===== Trecho do documento

Caso extremo de mistificação das massas por um demagogo travestido de “homem providencial”? Não exatamente. “Jânio foi um prestidigitador, mas não uma fraude. Só uma crítica ressentida pode atribuir sua complexa popularidade à manipulação demagógica ou à vitória da forma sobre o conteúdo”, diz Arnt. Tentando decifrar essa complexidade, ele mostra como as idéias do personagem principal, as aspirações do eleitorado e as voltas do jogo político-partidário se combinaram para definir e redefinir o significado político do janismo a cada etapa de sua trajetória.

Constatação surpreendente para quem só o conheceu à luz do estereótipo do ilusionista sem limites: Jânio teve, sim, um ideário político, ambíguo, mas definido. E tentou levá-lo à prática! Professava uma crença apaixonada no ideal democrático-liberal do primado da igualdade perante a lei.

Ao mesmo tempo, na contramão do liberalismo, apostava mais no Estado do que no mercado como instrumento do bem comum. Pensava que um Estado submetido ao rigor impessoal da lei, liberto de toda influência particularista, bastaria para alavancar o progresso e promover o que hoje chamamos de “inclusão” das maiorias destituídas. O ícone moralista da vassoura brandida contra a “bandalheira” dos políticos tradicionais, da burocracia, dos tubarões, exprimia essa crença.

Com essas idéias, os dotes de comunicador e a imensa ambição, Jânio mudou a cara política de São Paulo na década de 1950.


Como vereador e depois prefeito da capital, abriu as portas para a massa de migrantes recém-chegados em busca de emprego, lugar na malha urbana em expansão e acesso aos serviços públicos deficitários. Tinha, além de tudo, uma capacidade de trabalho impressionante. Despachava das 6h30 às 20h, aguilhoando a burocracia com os famosos bilhetinhos e visitas-surpresa.

Foi, a seu modo, um modernizador da administração pública. E um precursor da responsabilidade fiscal, respaldando o “professor” Carvalho Pinto no árduo trabalho de saneamento das contas do município e depois do Estado. Também teve seu lado desenvolvimentista: como governador, fez investimentos em infraestrutura fundamentais para que São Paulo mantivesse a dianteira da industrialização nos anos JK.

==========
===== Dados fornecidos

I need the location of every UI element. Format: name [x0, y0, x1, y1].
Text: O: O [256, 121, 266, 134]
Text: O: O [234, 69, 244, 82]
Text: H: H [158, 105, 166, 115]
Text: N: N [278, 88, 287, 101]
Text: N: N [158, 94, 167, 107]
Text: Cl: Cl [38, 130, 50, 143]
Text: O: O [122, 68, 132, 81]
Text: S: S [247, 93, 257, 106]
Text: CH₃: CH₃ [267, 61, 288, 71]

==========

* [Tarefa curta 1]: No texto sobre Jânio, em que horário ele despachava?
* [Tarefa curta 2]: Segundo o texto sobre Jânio, quais fatores se combinaram para definir e redefinir o significado político do janismo? Liste todos.
* [Tarefa curta 3]: Por favor, continue o texto sobre Jânio a partir do ponto em que ele termina.
Os registros foram obtidos de outra fonte.

* [Resultado 1]: Das 6h30 às 20h.

* [Resultado 2]:
- As ideias do personagem principal
- As aspirações do eleitorado
- As voltas do jogo político-partidário

* [Resultado 3]:
Sua chegada à Presidência foi o ápice de uma “revolução pelo voto” que marca a estréia das massas populares urbanas como presença determinante na cena da incipiente democracia brasileira. O grande enigma é como a onda de participação e modernização estagnou e refluiu nos meros sete meses entre a posse e a renúncia de Jânio, em 25 de agosto de 1961.

Olhando mais o contexto geral do que os detalhes da trama política, três explicações sobressaem. Primeiro, o personalismo extremado da liderança de Jânio, junção do temperamento autoritário com uma concepção plebiscitária de democracia, avessa ao jogo de concessões e cooptações com o Congresso que viria a ser reconhecido, mas só bem mais tarde, como lei de ferro do “presidencialismo de coalizão” brasileiro.

Segundo, a dificuldade de lidar com a escala de complexidade da máquina federal e dos problemas do país usando o mesmo hipercentralismo que compusera a mística de competência do janismo na esfera municipal e funcionara precariamente, mas em todo caso funcionara, no governo do Estado. Terceiro, o contágio do ambiente político doméstico pela polarização ideológica da Guerra Fria, pouco propícia a um reformismo moderado como o que Jânio ensaiara em São Paulo, admirava nos não-alinhados Nasser, Nehru e Tito e se propunha a pôr em prática no Brasil.

Impossível resumir em poucas linhas o cipoal de equívocos que leva desse contexto problemático ao desfecho da renúncia, de todo modo inesperado. Nesse ponto a narrativa de Arnt ganha vibração de um bom thriller político.

Seguem-se anos de ostracismo, prolongados pela ditadura militar, para a qual ele próprio abriu caminho com a crise da renúncia. A reentrada decepcionante como prefeito de São Paulo, em 1985, traz o Jânio Quadros que eu conheci diretamente. Uma caricatura de si mesmo, desfigurado, trêmulo, os reflexos autoritários abafando qualquer eco distante do passado transformador. Ainda assim capaz de empolgar a Vila Maria e ganhar a eleição, não por maioria absoluta, é verdade, mas graças à divisão do voto reformista entre Fernando Henrique Cardoso e Eduardo Suplicy.

Ao resgatar o perfil do estadista que ele poderia ter sido, Arnt não redime Jânio do vexame de haver deixado escapar a oportunidade histórica que representou. Mas cumpre a promessa de fazer justiça à complexidade do janismo como momento da constituição de uma democracia de massas no Brasil. E ajuda a entender com mais profundidade e humildade o desafio que as reformas com democracia continuam a representar para o país.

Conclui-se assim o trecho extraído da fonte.